# [Goal]
Determine how many lines of the entries contain "polices". Reply with that number alone.

# [Supplied material]
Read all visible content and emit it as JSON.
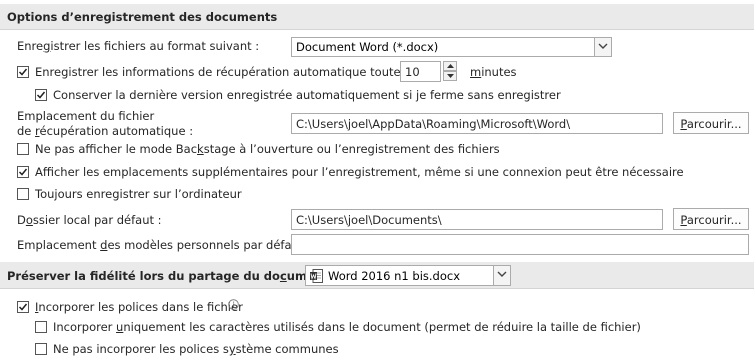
{
  "save_section": {
    "title": "Options d’enregistrement des documents",
    "format": {
      "label_pre": "Enre",
      "label_u": "g",
      "label_post": "istrer les fichiers au format suivant :",
      "value": "Document Word (*.docx)"
    },
    "autorecover": {
      "checked": true,
      "label_pre": "Enregistrer les informations de récupération automatique toutes les",
      "minutes_value": "10",
      "unit_u": "m",
      "unit_post": "inutes"
    },
    "keep_last": {
      "checked": true,
      "label": "Conserver la dernière version enregistrée automatiquement si je ferme sans enregistrer"
    },
    "autorecover_location": {
      "label_line1": "Emplacement du fichier",
      "label_line2_pre": "de ",
      "label_line2_u": "r",
      "label_line2_post": "écupération automatique :",
      "value": "C:\\Users\\joel\\AppData\\Roaming\\Microsoft\\Word\\",
      "browse_pre": "",
      "browse_u": "P",
      "browse_post": "arcourir..."
    },
    "no_backstage": {
      "checked": false,
      "label_pre": "Ne pas afficher le mode Bac",
      "label_u": "k",
      "label_post": "stage à l’ouverture ou l’enregistrement des fichiers"
    },
    "show_locations": {
      "checked": true,
      "label_pre": "Afficher les emplacements supplémentaires pour l’enregistrement, même si une connexion peut être nécessaire"
    },
    "always_local": {
      "checked": false,
      "label_pre": "Toujours enregistrer sur l’ordinateur"
    },
    "default_local": {
      "label_pre": "D",
      "label_u": "o",
      "label_post": "ssier local par défaut :",
      "value": "C:\\Users\\joel\\Documents\\",
      "browse_u": "P",
      "browse_post": "arcourir..."
    },
    "templates_location": {
      "label_pre": "Emplacement ",
      "label_u": "d",
      "label_post": "es modèles personnels par défaut :",
      "value": ""
    }
  },
  "fidelity_section": {
    "title_pre": "Préserver la fidélité lors du partage du do",
    "title_u": "c",
    "title_post": "ument :",
    "document": "Word 2016 n1 bis.docx",
    "doc_icon": "word-document-icon",
    "embed_fonts": {
      "checked": true,
      "label_u": "I",
      "label_post": "ncorporer les polices dans le fichier",
      "info_icon": "info-icon"
    },
    "embed_used_only": {
      "checked": false,
      "label_pre": "Incorporer ",
      "label_u": "u",
      "label_post": "niquement les caractères utilisés dans le document (permet de réduire la taille de fichier)"
    },
    "no_system_fonts": {
      "checked": false,
      "label_pre": "Ne pas incorporer les polices s",
      "label_u": "y",
      "label_post": "stème communes"
    }
  }
}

# [Response]
2